» **Problem details**:
Provide an exact copy of the data, excluding the images.

** Begin Dataset rows **

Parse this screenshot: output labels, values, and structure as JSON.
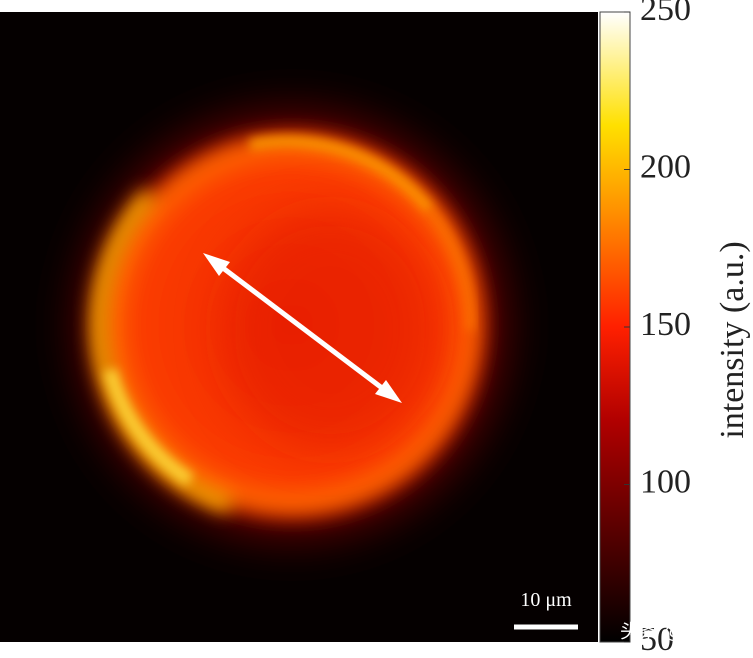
{
  "chart_data": {
    "type": "image",
    "colorbar": {
      "label": "intensity (a.u.)",
      "clim": [
        50,
        250
      ],
      "ticks": [
        50,
        100,
        150,
        200,
        250
      ]
    },
    "scalebar": "10 μm",
    "watermark": "头条 @博科园"
  }
}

** End Dataset rows **

» **The completed task**:
Parse this screenshot: output labels, values, and structure as JSON.
{
  "chart_data": {
    "type": "image",
    "colorbar": {
      "label": "intensity (a.u.)",
      "clim": [
        50,
        250
      ],
      "ticks": [
        50,
        100,
        150,
        200,
        250
      ]
    },
    "scalebar": "10 μm",
    "watermark": "头条 @博科园"
  }
}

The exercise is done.